### TASK DIRECTIONS
Find and return each line containing "JSON".

Collected data entries
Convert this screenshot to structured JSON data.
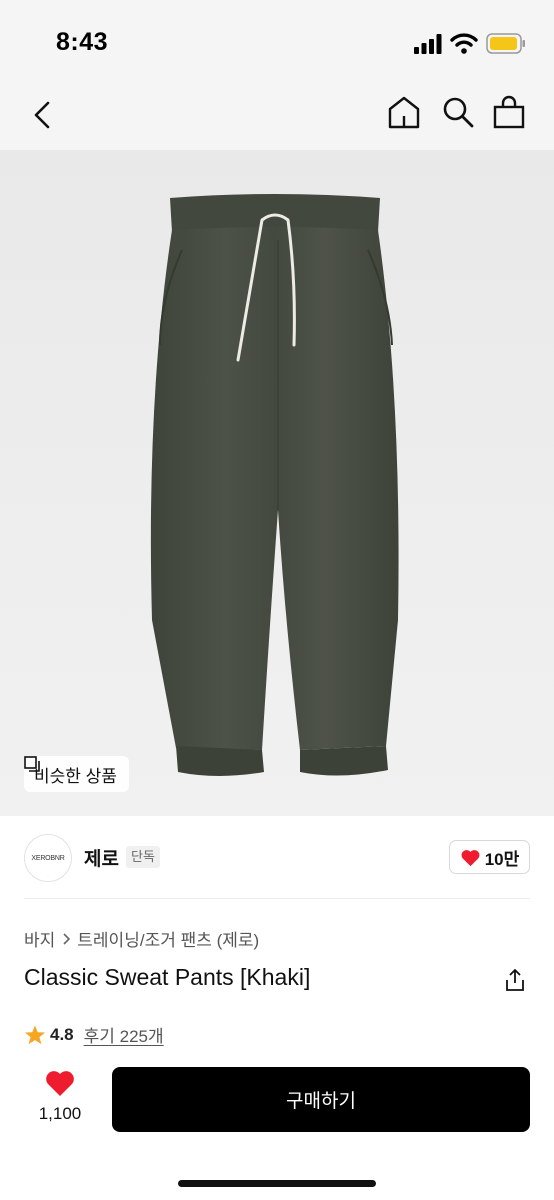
{
  "status_bar": {
    "time": "8:43",
    "battery_color": "#f5c518"
  },
  "nav": {
    "back_icon": "chevron-left-icon",
    "home_icon": "home-icon",
    "search_icon": "search-icon",
    "bag_icon": "shopping-bag-icon"
  },
  "hero": {
    "image_subject": "khaki sweat pants",
    "pants_color": "#4a4f45",
    "similar_label": "비슷한 상품"
  },
  "brand": {
    "logo_text": "XEROBNR",
    "name": "제로",
    "badge": "단독",
    "likes": "10만"
  },
  "breadcrumb": {
    "category": "바지",
    "subcategory": "트레이닝/조거 팬츠 (제로)"
  },
  "product": {
    "title": "Classic Sweat Pants [Khaki]",
    "rating": "4.8",
    "reviews": "후기 225개"
  },
  "purchase": {
    "wish_count": "1,100",
    "buy_label": "구매하기"
  },
  "colors": {
    "heart": "#ee1c2e",
    "star": "#f5a623",
    "button": "#000000"
  }
}
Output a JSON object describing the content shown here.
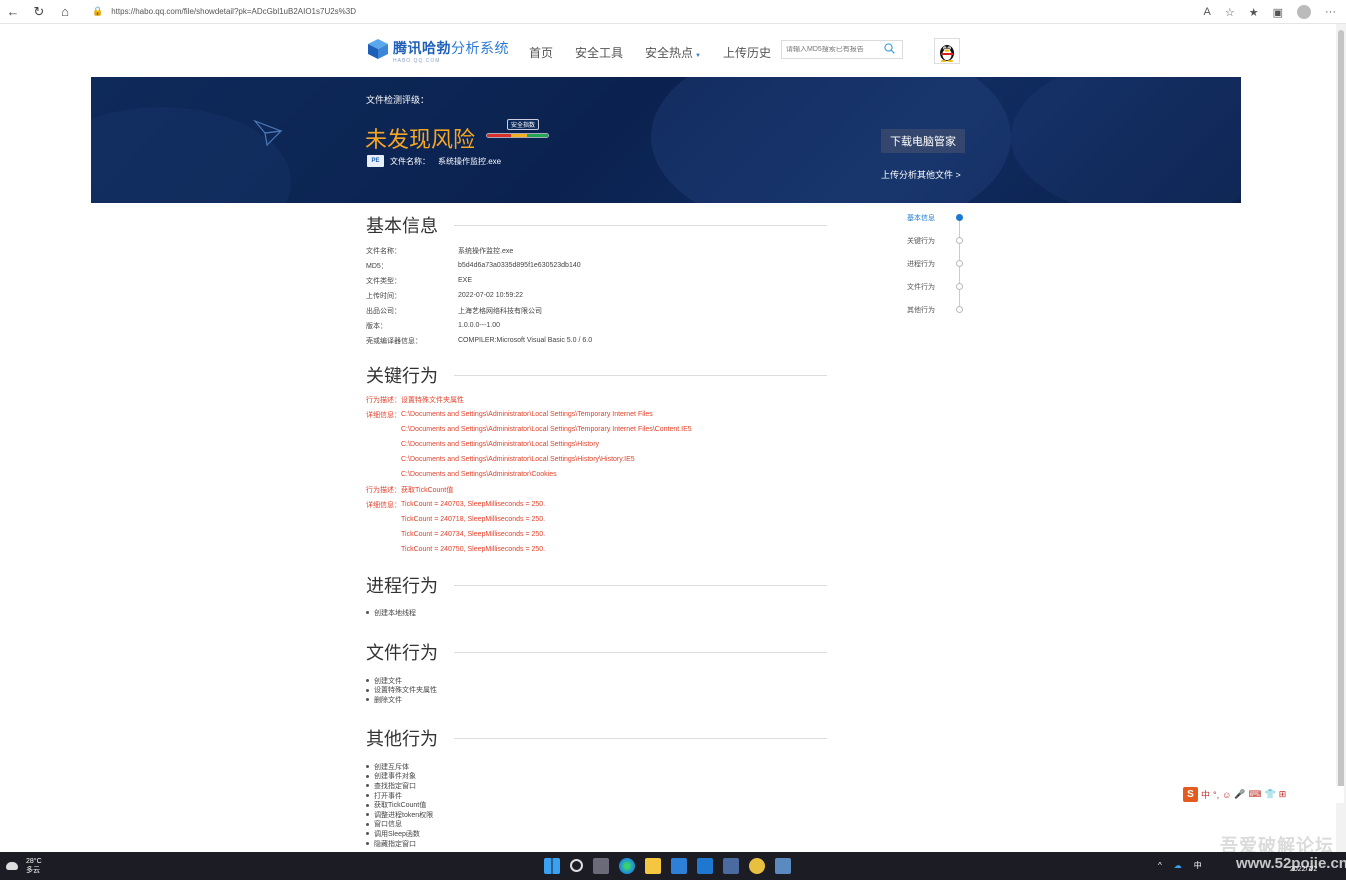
{
  "browser": {
    "url": "https://habo.qq.com/file/showdetail?pk=ADcGbl1uB2AIO1s7U2s%3D"
  },
  "header": {
    "logo_main": "腾讯哈勃",
    "logo_suffix": "分析系统",
    "logo_sub": "HABO.QQ.COM",
    "nav": [
      "首页",
      "安全工具",
      "安全热点",
      "上传历史"
    ],
    "nav_dropdown_icon": "caret-down-icon",
    "search_placeholder": "请输入MD5搜索已有报告"
  },
  "banner": {
    "label": "文件检测评级：",
    "risk_text": "未发现风险",
    "meter_tip": "安全指数",
    "file_label": "文件名称：",
    "file_name": "系统操作监控.exe",
    "download_button": "下载电脑管家",
    "upload_more": "上传分析其他文件 >",
    "colors": {
      "risk": "#f5a623",
      "banner_bg": "#0e2a5a"
    }
  },
  "basic": {
    "title": "基本信息",
    "rows": [
      {
        "k": "文件名称：",
        "v": "系统操作监控.exe"
      },
      {
        "k": "MD5：",
        "v": "b5d4d6a73a0335d895f1e630523db140"
      },
      {
        "k": "文件类型：",
        "v": "EXE"
      },
      {
        "k": "上传时间：",
        "v": "2022-07-02 10:59:22"
      },
      {
        "k": "出品公司：",
        "v": "上海艺格网络科技有限公司"
      },
      {
        "k": "版本：",
        "v": "1.0.0.0---1.00"
      },
      {
        "k": "壳或编译器信息：",
        "v": "COMPILER:Microsoft Visual Basic 5.0 / 6.0"
      }
    ]
  },
  "key": {
    "title": "关键行为",
    "desc_label": "行为描述：",
    "detail_label": "详细信息：",
    "groups": [
      {
        "desc": "设置特殊文件夹属性",
        "details": [
          "C:\\Documents and Settings\\Administrator\\Local Settings\\Temporary Internet Files",
          "C:\\Documents and Settings\\Administrator\\Local Settings\\Temporary Internet Files\\Content.IE5",
          "C:\\Documents and Settings\\Administrator\\Local Settings\\History",
          "C:\\Documents and Settings\\Administrator\\Local Settings\\History\\History.IE5",
          "C:\\Documents and Settings\\Administrator\\Cookies"
        ]
      },
      {
        "desc": "获取TickCount值",
        "details": [
          "TickCount = 240703, SleepMilliseconds = 250.",
          "TickCount = 240718, SleepMilliseconds = 250.",
          "TickCount = 240734, SleepMilliseconds = 250.",
          "TickCount = 240750, SleepMilliseconds = 250."
        ]
      }
    ],
    "color": "#e2412b"
  },
  "process": {
    "title": "进程行为",
    "items": [
      "创建本地线程"
    ]
  },
  "file": {
    "title": "文件行为",
    "items": [
      "创建文件",
      "设置特殊文件夹属性",
      "删除文件"
    ]
  },
  "other": {
    "title": "其他行为",
    "items": [
      "创建互斥体",
      "创建事件对象",
      "查找指定窗口",
      "打开事件",
      "获取TickCount值",
      "调整进程token权限",
      "窗口信息",
      "调用Sleep函数",
      "隐藏指定窗口"
    ]
  },
  "side_nav": [
    "基本信息",
    "关键行为",
    "进程行为",
    "文件行为",
    "其他行为"
  ],
  "ime": {
    "logo": "S",
    "items": [
      "中",
      "°,",
      "☺",
      "🎤",
      "⌨",
      "👕",
      "⊞"
    ]
  },
  "watermark": "吾爱破解论坛",
  "watermark2": "www.52pojie.cn",
  "taskbar": {
    "temp": "28°C",
    "weather": "多云",
    "lang": "中",
    "date": "2022/7/2"
  }
}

### RESULT OF THE TASK
Convert this screenshot to structured JSON data.
Output a JSON object describing the content shown here.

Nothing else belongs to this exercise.